** start of RECORDED DATA **

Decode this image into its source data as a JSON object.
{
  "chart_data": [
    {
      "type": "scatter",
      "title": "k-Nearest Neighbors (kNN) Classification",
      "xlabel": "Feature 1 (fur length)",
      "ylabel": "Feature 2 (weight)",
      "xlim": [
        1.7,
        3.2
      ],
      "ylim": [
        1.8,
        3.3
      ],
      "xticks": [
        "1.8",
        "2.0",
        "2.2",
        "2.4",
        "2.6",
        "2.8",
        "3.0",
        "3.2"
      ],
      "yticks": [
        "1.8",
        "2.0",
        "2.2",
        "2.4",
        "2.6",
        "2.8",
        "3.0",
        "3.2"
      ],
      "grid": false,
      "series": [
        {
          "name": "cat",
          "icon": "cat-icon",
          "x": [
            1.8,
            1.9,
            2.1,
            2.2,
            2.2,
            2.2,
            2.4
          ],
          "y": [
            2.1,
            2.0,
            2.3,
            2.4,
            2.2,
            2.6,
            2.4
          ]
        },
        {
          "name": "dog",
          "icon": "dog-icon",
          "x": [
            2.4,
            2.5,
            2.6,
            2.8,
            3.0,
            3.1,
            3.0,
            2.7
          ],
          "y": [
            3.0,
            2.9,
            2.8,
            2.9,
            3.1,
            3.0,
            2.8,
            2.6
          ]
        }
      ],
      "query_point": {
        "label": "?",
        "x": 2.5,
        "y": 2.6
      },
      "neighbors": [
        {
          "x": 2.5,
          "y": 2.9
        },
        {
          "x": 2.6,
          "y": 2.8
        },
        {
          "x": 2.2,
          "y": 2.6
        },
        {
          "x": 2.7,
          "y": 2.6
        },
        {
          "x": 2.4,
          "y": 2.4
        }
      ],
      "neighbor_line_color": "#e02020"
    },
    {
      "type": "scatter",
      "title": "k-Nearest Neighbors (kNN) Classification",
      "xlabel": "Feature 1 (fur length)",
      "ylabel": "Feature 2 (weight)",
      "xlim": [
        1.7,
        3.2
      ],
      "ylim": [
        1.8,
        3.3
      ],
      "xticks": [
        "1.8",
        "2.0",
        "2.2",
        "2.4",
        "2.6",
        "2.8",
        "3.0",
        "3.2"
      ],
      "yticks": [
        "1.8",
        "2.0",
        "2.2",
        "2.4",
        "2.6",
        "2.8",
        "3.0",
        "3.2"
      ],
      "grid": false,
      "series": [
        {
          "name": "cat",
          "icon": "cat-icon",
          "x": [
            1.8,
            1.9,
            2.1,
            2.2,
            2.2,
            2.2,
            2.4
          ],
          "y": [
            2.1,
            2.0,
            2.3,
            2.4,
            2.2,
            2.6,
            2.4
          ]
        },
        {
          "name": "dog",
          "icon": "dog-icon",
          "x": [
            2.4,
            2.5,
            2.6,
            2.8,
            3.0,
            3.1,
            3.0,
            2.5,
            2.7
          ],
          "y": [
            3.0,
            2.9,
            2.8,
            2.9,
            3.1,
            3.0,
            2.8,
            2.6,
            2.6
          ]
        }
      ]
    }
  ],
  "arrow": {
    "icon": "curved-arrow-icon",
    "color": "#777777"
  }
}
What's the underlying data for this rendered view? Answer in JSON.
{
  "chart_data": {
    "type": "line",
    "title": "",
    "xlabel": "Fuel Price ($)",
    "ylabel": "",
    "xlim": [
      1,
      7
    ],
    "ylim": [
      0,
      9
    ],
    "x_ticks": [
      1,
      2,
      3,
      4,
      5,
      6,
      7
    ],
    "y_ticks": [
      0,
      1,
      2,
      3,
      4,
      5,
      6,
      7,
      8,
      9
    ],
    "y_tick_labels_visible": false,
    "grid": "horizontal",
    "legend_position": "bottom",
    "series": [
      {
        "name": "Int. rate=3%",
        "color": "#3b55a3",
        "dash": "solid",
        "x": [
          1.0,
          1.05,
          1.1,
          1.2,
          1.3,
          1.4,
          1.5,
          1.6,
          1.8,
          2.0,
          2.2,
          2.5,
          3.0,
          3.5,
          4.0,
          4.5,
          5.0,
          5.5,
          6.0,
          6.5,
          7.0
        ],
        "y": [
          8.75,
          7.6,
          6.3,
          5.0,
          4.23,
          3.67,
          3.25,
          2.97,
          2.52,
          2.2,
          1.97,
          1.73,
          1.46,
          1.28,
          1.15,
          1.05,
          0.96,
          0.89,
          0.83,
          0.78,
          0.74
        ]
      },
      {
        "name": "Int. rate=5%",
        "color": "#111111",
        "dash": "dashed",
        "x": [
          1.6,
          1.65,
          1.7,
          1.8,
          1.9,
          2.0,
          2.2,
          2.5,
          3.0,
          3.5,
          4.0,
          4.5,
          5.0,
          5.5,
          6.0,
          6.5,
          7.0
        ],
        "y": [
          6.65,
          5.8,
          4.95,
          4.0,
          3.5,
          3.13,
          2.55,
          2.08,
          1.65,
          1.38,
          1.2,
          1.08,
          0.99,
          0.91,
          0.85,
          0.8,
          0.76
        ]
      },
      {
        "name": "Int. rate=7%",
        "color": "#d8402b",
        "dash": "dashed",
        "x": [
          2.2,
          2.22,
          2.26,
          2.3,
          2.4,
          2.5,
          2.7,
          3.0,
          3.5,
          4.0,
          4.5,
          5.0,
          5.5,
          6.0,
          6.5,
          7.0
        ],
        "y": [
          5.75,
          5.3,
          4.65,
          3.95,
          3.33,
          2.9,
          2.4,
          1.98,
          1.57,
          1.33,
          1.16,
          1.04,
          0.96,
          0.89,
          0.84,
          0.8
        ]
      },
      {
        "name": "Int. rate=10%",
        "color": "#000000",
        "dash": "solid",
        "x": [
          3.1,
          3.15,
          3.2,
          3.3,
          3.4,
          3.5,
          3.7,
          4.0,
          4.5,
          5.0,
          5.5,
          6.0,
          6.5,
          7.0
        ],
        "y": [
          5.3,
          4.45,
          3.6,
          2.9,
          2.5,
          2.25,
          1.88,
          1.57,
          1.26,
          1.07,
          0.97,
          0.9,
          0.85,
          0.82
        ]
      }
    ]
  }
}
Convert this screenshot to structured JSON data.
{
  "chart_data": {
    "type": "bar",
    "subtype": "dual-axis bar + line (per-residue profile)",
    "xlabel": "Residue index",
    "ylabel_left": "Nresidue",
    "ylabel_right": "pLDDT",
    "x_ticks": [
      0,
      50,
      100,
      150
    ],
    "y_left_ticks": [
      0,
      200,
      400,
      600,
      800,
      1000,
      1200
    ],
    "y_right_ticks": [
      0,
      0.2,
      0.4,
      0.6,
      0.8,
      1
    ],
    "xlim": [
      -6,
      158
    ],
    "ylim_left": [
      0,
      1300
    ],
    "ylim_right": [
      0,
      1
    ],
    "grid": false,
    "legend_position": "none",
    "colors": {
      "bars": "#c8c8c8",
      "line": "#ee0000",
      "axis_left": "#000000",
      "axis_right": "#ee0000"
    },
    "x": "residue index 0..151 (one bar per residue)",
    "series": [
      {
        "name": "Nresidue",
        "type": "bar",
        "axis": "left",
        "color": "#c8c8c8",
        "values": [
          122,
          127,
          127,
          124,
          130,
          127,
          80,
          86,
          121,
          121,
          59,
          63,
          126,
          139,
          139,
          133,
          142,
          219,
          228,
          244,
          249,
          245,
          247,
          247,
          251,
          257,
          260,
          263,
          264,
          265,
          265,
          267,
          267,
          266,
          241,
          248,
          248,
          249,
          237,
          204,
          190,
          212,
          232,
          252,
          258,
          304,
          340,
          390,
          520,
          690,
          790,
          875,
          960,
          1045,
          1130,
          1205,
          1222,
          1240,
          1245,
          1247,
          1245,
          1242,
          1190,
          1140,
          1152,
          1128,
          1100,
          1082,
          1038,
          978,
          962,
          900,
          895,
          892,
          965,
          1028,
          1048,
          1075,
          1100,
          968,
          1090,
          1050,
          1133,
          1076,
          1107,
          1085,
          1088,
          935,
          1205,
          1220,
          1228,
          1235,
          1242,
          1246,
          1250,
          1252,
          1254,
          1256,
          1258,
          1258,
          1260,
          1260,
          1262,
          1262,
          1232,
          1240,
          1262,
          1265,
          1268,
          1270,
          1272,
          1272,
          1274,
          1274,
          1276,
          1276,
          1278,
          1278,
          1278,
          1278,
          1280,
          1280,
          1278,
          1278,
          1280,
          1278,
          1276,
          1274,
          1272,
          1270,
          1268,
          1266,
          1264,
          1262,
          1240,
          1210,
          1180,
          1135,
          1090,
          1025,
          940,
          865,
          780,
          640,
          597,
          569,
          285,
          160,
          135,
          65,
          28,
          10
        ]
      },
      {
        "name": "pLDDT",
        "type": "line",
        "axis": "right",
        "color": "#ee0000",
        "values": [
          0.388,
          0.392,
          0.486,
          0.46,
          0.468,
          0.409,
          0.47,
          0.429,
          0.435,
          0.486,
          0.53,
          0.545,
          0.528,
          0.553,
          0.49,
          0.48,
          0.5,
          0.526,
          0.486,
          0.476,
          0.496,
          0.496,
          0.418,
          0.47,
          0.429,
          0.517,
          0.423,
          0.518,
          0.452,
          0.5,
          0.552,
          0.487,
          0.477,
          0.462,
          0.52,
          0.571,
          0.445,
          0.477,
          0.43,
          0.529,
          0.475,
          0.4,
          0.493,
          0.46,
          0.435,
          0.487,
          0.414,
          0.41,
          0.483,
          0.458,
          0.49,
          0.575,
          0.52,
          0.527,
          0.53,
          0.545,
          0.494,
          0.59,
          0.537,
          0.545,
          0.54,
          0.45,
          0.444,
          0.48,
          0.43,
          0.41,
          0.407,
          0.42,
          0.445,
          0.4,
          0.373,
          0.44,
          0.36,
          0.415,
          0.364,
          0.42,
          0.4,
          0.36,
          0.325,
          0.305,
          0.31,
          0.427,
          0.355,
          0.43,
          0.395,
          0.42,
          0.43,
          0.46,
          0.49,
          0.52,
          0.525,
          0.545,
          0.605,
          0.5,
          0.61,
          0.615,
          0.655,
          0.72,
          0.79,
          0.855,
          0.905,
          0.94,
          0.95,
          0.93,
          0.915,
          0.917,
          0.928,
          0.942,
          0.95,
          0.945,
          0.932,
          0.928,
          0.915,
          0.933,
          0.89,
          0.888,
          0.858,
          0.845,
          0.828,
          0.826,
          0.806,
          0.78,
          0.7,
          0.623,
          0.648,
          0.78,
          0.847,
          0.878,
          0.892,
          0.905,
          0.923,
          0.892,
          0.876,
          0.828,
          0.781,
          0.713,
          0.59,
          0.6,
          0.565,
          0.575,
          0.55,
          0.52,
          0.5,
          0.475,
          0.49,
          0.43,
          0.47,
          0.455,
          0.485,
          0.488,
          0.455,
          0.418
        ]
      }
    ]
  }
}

** end of RECORDED DATA **

## SET EXERCISE:
Looking at the data above, show all lines where the word "index" occurs.

## REPLY TO THE TASK:
    "xlabel": "Residue index",
    "x": "residue index 0..151 (one bar per residue)",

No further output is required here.